Problem details: Every line with the word "Microsoft" in it should be extracted from the data that follows.

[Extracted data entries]
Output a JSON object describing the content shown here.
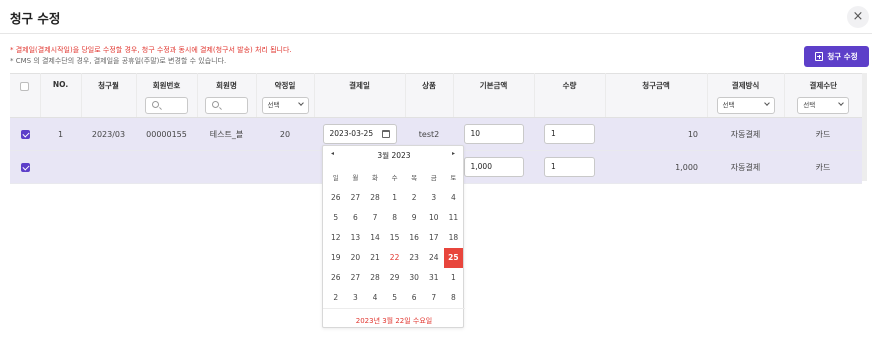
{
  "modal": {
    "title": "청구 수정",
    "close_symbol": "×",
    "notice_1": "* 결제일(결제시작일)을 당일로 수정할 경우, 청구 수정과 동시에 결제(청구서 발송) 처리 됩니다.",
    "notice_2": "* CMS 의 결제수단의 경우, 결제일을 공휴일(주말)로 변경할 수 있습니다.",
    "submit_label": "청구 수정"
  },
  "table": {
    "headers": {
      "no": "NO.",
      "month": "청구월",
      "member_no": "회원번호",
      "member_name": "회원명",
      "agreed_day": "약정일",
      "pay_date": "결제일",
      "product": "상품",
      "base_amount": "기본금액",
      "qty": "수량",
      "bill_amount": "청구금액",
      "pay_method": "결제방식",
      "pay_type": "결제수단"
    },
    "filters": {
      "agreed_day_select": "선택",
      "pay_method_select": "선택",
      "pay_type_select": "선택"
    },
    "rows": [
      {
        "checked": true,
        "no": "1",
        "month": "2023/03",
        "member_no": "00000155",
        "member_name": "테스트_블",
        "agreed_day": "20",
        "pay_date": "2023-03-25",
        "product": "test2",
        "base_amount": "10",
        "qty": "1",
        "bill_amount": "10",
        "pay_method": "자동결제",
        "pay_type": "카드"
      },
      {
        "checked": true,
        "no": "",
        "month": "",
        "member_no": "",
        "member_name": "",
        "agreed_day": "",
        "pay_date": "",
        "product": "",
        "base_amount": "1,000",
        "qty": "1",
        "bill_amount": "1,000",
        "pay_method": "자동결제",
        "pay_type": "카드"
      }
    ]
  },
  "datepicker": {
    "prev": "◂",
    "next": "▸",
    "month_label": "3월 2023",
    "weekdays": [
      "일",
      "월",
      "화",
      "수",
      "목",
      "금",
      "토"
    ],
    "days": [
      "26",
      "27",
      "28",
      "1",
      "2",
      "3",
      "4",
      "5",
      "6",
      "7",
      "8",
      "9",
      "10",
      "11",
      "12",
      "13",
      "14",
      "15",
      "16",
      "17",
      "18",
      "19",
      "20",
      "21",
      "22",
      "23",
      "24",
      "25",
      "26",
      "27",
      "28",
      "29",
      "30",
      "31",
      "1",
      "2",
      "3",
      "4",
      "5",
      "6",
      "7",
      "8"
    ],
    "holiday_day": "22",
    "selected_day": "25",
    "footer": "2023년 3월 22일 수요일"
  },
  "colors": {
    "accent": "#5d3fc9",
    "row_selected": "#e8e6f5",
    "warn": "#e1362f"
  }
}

==

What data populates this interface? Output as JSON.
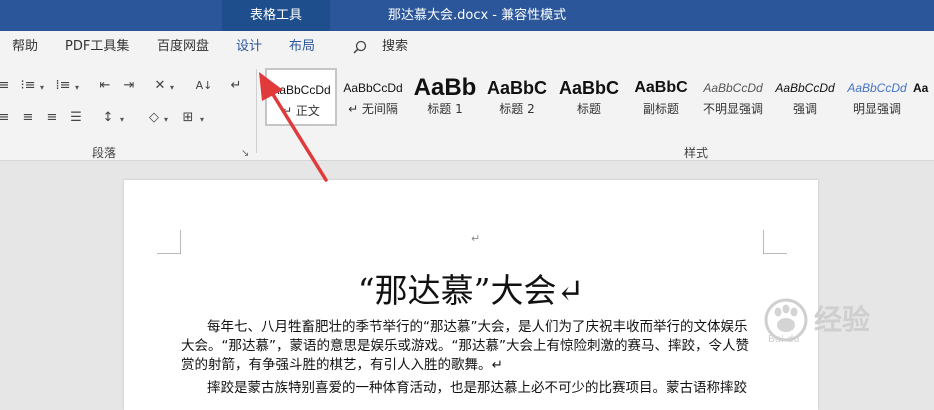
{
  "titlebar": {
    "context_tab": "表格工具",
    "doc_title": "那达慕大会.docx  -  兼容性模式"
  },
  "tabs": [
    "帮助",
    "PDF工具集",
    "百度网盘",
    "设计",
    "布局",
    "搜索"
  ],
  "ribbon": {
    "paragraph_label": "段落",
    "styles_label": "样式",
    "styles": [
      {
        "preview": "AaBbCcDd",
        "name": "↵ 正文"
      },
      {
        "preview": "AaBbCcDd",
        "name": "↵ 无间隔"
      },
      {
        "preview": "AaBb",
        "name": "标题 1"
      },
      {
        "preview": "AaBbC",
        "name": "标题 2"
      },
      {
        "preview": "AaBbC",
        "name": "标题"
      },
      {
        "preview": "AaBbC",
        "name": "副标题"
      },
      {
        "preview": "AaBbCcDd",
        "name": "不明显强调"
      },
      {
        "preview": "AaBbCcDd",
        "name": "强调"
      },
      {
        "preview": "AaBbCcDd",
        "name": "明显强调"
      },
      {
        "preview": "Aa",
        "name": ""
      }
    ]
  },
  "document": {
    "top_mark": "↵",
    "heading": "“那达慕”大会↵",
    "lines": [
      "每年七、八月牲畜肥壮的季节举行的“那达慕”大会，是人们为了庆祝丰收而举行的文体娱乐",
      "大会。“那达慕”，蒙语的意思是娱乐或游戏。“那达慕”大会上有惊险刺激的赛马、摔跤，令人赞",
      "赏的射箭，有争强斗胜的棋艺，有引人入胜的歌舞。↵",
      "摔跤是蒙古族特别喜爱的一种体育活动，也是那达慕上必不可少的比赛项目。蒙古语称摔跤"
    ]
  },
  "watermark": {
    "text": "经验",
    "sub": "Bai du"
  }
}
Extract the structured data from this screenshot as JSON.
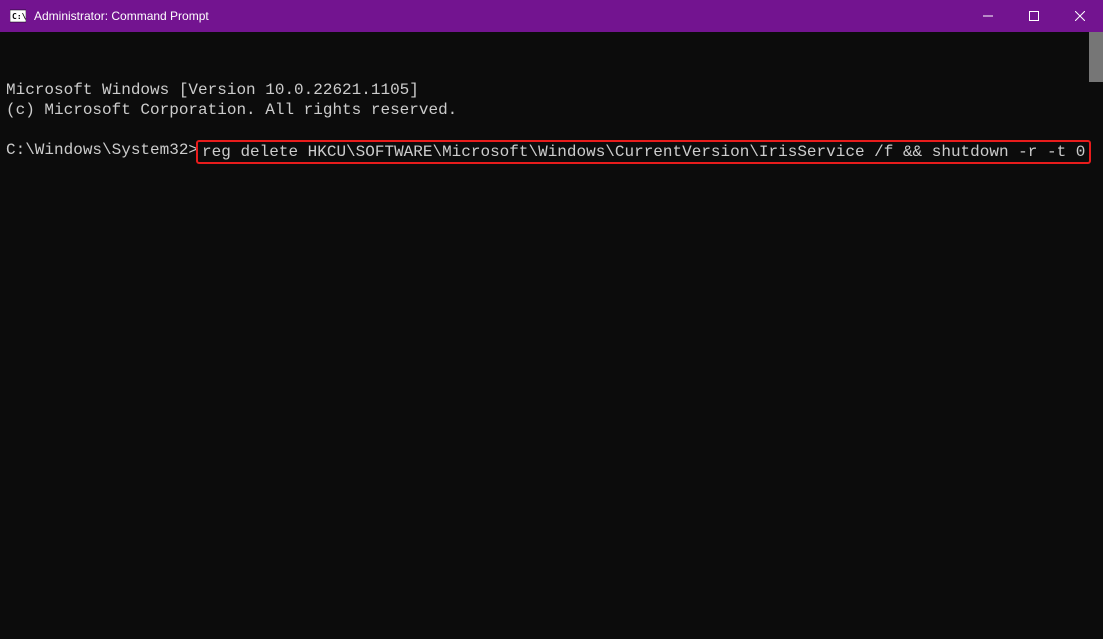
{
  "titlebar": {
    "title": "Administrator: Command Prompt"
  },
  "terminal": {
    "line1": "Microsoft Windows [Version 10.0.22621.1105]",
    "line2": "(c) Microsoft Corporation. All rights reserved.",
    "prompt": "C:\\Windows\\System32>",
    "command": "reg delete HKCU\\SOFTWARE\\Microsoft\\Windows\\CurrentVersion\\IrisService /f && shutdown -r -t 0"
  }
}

Task solution:
    "line1": "Microsoft Windows [Version 10.0.22621.1105]",
    "line2": "(c) Microsoft Corporation. All rights reserved.",
    "command": "reg delete HKCU\\SOFTWARE\\Microsoft\\Windows\\CurrentVersion\\IrisService /f && shutdown -r -t 0"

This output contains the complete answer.